BEGIN SUPPLIED PASSAGE

Thanks very much for any help and/or advice.


----------



## Roy (Feb 23, 2003)

I've spent the last hour going through backups. I have more to go through but I fear this one has been lost due to a server crash around this time.

I have all the images from before and after this date but not this one.

I will keep trying to find it.


----------



## Davey P (Sep 9, 2010)

Another way to find it might be to ask anyone who has been sent the photo via WhatsApp or email. I know WhatsApp keeps a copy of any attached photos in the phone gallery as well as in the message, so maybe a friend or family member might have a copy? Good luck anyway mate.


----------



## Robden (Apr 2, 2016)

Thanks very much to both of you for trying.

The camera I used for the photo, now lays at the bottom of a river somewhere. I've asked the couple of people that I emailed the photo to, if they will have a look, but I don't hold out much hope with it being almost 5 years ago. Now I'm waiting for a couple of old phones to charge up, and an old laptop, in the hope there's a pic on one of those.

Thanks again for your efforts.


----------



## Biker (Mar 9, 2013)

Bugger, so disappointed for you.. Sorry I can't be of any help, don't suppose it was in photobucket or somesuch?


----------



## Robden (Apr 2, 2016)

"Ta-Da" Found a copy on an old 'notebook'. Forgotten how to make it bigger on here, but it's okay on my phone, laptop, etc.

Thanks all, for trying.


----------



## Roy (Feb 23, 2003)

Robden said:


> "Ta-Da" Found a copy on an old 'notebook'. Forgotten how to make it bigger on here, but it's okay on my phone, laptop, etc.
> 
> Thanks all, for trying.


 Brilliant well done. Can't see it as it's in a private google account but glad you found it.


----------



## Robden (Apr 2, 2016)

Better?


----------



## Biker (Mar 9, 2013)

Well found fellah.


----------

END SUPPLIED PASSAGE
BEGIN ITEMS

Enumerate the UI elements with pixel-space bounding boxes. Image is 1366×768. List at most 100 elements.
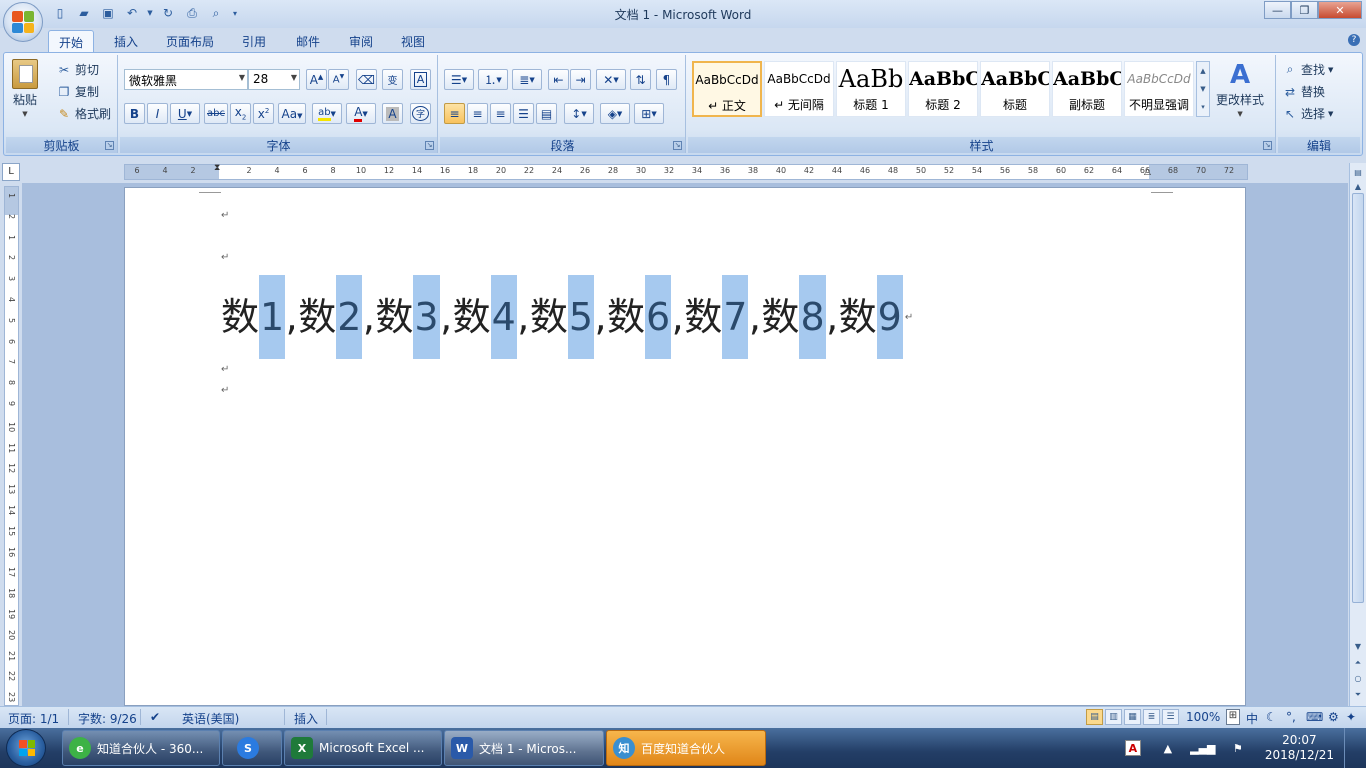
- scroll-down-icon[interactable]: ▼: [1197, 80, 1209, 98]
- ime-mode-icon[interactable]: ⊞: [1226, 709, 1240, 725]
- style-heading-2[interactable]: AaBbC 标题 2: [908, 61, 978, 117]
- taskbar-item-word[interactable]: W 文档 1 - Micros...: [444, 730, 604, 766]
- language-indicator[interactable]: 英语(美国): [182, 710, 239, 727]
- shrink-font-button[interactable]: A▼: [328, 69, 349, 90]
- font-color-button[interactable]: A ▼: [346, 103, 376, 124]
- minimize-button[interactable]: —: [1264, 1, 1291, 19]
- wrench-icon[interactable]: ✦: [1346, 710, 1356, 724]
- cut-button[interactable]: ✂ 剪切: [56, 61, 99, 78]
- tab-insert[interactable]: 插入: [104, 30, 148, 52]
- proofing-icon[interactable]: ✔: [150, 710, 160, 724]
- paste-button[interactable]: 粘贴 ▼: [12, 59, 38, 118]
- highlight-button[interactable]: ab ▼: [312, 103, 342, 124]
- scroll-up-icon[interactable]: ▲: [1197, 62, 1209, 80]
- insert-mode[interactable]: 插入: [294, 710, 318, 727]
- strikethrough-button[interactable]: abc: [204, 103, 228, 124]
- office-button[interactable]: [3, 2, 43, 42]
- bold-button[interactable]: B: [124, 103, 145, 124]
- taskbar-item-360-browser[interactable]: e 知道合伙人 - 360...: [62, 730, 220, 766]
- previous-page-icon[interactable]: ⏶: [1351, 655, 1365, 671]
- borders-button[interactable]: ⊞ ▼: [634, 103, 664, 124]
- char-border-button[interactable]: A: [410, 69, 431, 90]
- style-subtitle[interactable]: AaBbC 副标题: [1052, 61, 1122, 117]
- align-left-button[interactable]: ≡: [444, 103, 465, 124]
- scrollbar-thumb[interactable]: [1352, 193, 1364, 603]
- underline-button[interactable]: U ▼: [170, 103, 200, 124]
- tab-mailings[interactable]: 邮件: [286, 30, 330, 52]
- find-button[interactable]: ⌕ 查找 ▼: [1282, 61, 1334, 78]
- justify-button[interactable]: ☰: [513, 103, 534, 124]
- draft-view-icon[interactable]: ☰: [1162, 709, 1179, 725]
- network-icon[interactable]: ▂▄▆: [1190, 740, 1215, 756]
- chinese-layout-button[interactable]: ✕ ▼: [596, 69, 626, 90]
- paragraph-launcher-icon[interactable]: ↘: [673, 141, 682, 150]
- tab-page-layout[interactable]: 页面布局: [156, 30, 224, 52]
- browse-object-icon[interactable]: ○: [1351, 671, 1365, 687]
- style-heading-1[interactable]: AaBb 标题 1: [836, 61, 906, 117]
- web-layout-icon[interactable]: ▦: [1124, 709, 1141, 725]
- increase-indent-button[interactable]: ⇥: [570, 69, 591, 90]
- taskbar-item-sogou[interactable]: S: [222, 730, 282, 766]
- font-launcher-icon[interactable]: ↘: [425, 141, 434, 150]
- bullets-button[interactable]: ☰ ▼: [444, 69, 474, 90]
- enclose-char-button[interactable]: 字: [410, 103, 431, 124]
- italic-button[interactable]: I: [147, 103, 168, 124]
- horizontal-ruler[interactable]: ⧗ △ 6 4 2 2 4 6 8 10 12 14 16 18 20 22 24 26 28 30 32 34 36 3…: [124, 163, 1248, 180]
- show-desktop-button[interactable]: [1344, 728, 1358, 768]
- shading-button[interactable]: ◈ ▼: [600, 103, 630, 124]
- style-no-spacing[interactable]: AaBbCcDd ↵ 无间隔: [764, 61, 834, 117]
- multilevel-list-button[interactable]: ≣ ▼: [512, 69, 542, 90]
- ime-tray-icon[interactable]: A: [1124, 740, 1141, 756]
- keyboard-icon[interactable]: ⌨: [1306, 710, 1323, 724]
- scroll-down-arrow-icon[interactable]: ▼: [1351, 639, 1365, 655]
- tab-references[interactable]: 引用: [232, 30, 276, 52]
- subscript-button[interactable]: x2: [230, 103, 251, 124]
- print-layout-view-icon[interactable]: ▤: [1086, 709, 1103, 725]
- clear-format-button[interactable]: ⌫: [356, 69, 377, 90]
- document-text-line[interactable]: 数1, 数2, 数3, 数4, 数5, 数6, 数7, 数8, 数9 ↵: [221, 274, 913, 360]
- taskbar-item-baidu[interactable]: 知 百度知道合伙人: [606, 730, 766, 766]
- change-styles-button[interactable]: A 更改样式 ▼: [1216, 61, 1264, 118]
- full-screen-reading-icon[interactable]: ▥: [1105, 709, 1122, 725]
- select-button[interactable]: ↖ 选择 ▼: [1282, 105, 1333, 122]
- vertical-ruler[interactable]: 1212345678910111213141516171819202122232…: [4, 186, 19, 739]
- gallery-more-icon[interactable]: ▾: [1197, 98, 1209, 116]
- clock[interactable]: 20:07 2018/12/21: [1265, 733, 1334, 763]
- moon-icon[interactable]: ☾: [1266, 710, 1277, 724]
- vertical-scrollbar[interactable]: ▤ ▲ ▼ ⏶ ○ ⏷: [1349, 163, 1366, 706]
- change-case-button[interactable]: Aa▼: [278, 103, 306, 124]
- align-center-button[interactable]: ≡: [467, 103, 488, 124]
- document-page[interactable]: ↵ ↵ 数1, 数2, 数3, 数4, 数5, 数6, 数7, 数8, 数9 ↵…: [124, 187, 1246, 706]
- show-hidden-icons[interactable]: ▲: [1151, 740, 1185, 756]
- punctuation-icon[interactable]: °,: [1286, 710, 1296, 724]
- page-count[interactable]: 页面: 1/1: [8, 710, 59, 727]
- help-icon[interactable]: ?: [1348, 34, 1360, 46]
- action-center-icon[interactable]: ⚑: [1221, 740, 1255, 756]
- numbering-button[interactable]: ⒈ ▼: [478, 69, 508, 90]
- font-size-combo[interactable]: 28 ▼: [248, 69, 300, 90]
- style-title[interactable]: AaBbC 标题: [980, 61, 1050, 117]
- zoom-level[interactable]: 100%: [1186, 710, 1220, 724]
- clipboard-launcher-icon[interactable]: ↘: [105, 141, 114, 150]
- line-spacing-button[interactable]: ↕ ▼: [564, 103, 594, 124]
- distributed-button[interactable]: ▤: [536, 103, 557, 124]
- style-normal[interactable]: AaBbCcDd ↵ 正文: [692, 61, 762, 117]
- style-subtle-emphasis[interactable]: AaBbCcDd 不明显强调: [1124, 61, 1194, 117]
- align-right-button[interactable]: ≡: [490, 103, 511, 124]
- decrease-indent-button[interactable]: ⇤: [548, 69, 569, 90]
- style-gallery-scroll[interactable]: ▲ ▼ ▾: [1196, 61, 1210, 117]
- grow-font-button[interactable]: A▲: [306, 69, 327, 90]
- show-marks-button[interactable]: ¶: [656, 69, 677, 90]
- tab-home[interactable]: 开始: [48, 30, 95, 52]
- settings-icon[interactable]: ⚙: [1328, 710, 1339, 724]
- outline-view-icon[interactable]: ≣: [1143, 709, 1160, 725]
- next-page-icon[interactable]: ⏷: [1351, 687, 1365, 703]
- start-button[interactable]: [6, 729, 46, 767]
- tab-view[interactable]: 视图: [391, 30, 435, 52]
- copy-button[interactable]: ❐ 复制: [56, 83, 99, 100]
- replace-button[interactable]: ⇄ 替换: [1282, 83, 1325, 100]
- ime-language[interactable]: 中: [1246, 710, 1258, 727]
- phonetic-guide-button[interactable]: 变: [382, 69, 403, 90]
- font-name-combo[interactable]: 微软雅黑 ▼: [124, 69, 248, 90]
- tab-review[interactable]: 审阅: [339, 30, 383, 52]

END ITEMS

_STATED GOAL 1_
Please repeat the forum thread from "The camera I" up to and including "photobucket or somesuch?".
_STATED GOAL 2_
In the records, rewrite the lines from the line with "- scroll-down-icon[interactable]: ▼: [1197, 80, 1209, 98]" up to and including the line with "- language-indicator[interactable]: 英语(美国): [182, 710, 239, 727]", changing "interactable" to "clickable" and keeping everything else the same. Return only those lines.

_FULL ANSWER 1_
The camera I used for the photo, now lays at the bottom of a river somewhere. I've asked the couple of people that I emailed the photo to, if they will have a look, but I don't hold out much hope with it being almost 5 years ago. Now I'm waiting for a couple of old phones to charge up, and an old laptop, in the hope there's a pic on one of those.

Thanks again for your efforts.


----------



## Biker (Mar 9, 2013)

Bugger, so disappointed for you.. Sorry I can't be of any help, don't suppose it was in photobucket or somesuch?

_FULL ANSWER 2_
- scroll-down-icon[clickable]: ▼: [1197, 80, 1209, 98]
- ime-mode-icon[clickable]: ⊞: [1226, 709, 1240, 725]
- style-heading-2[clickable]: AaBbC 标题 2: [908, 61, 978, 117]
- taskbar-item-word[clickable]: W 文档 1 - Micros...: [444, 730, 604, 766]
- language-indicator[clickable]: 英语(美国): [182, 710, 239, 727]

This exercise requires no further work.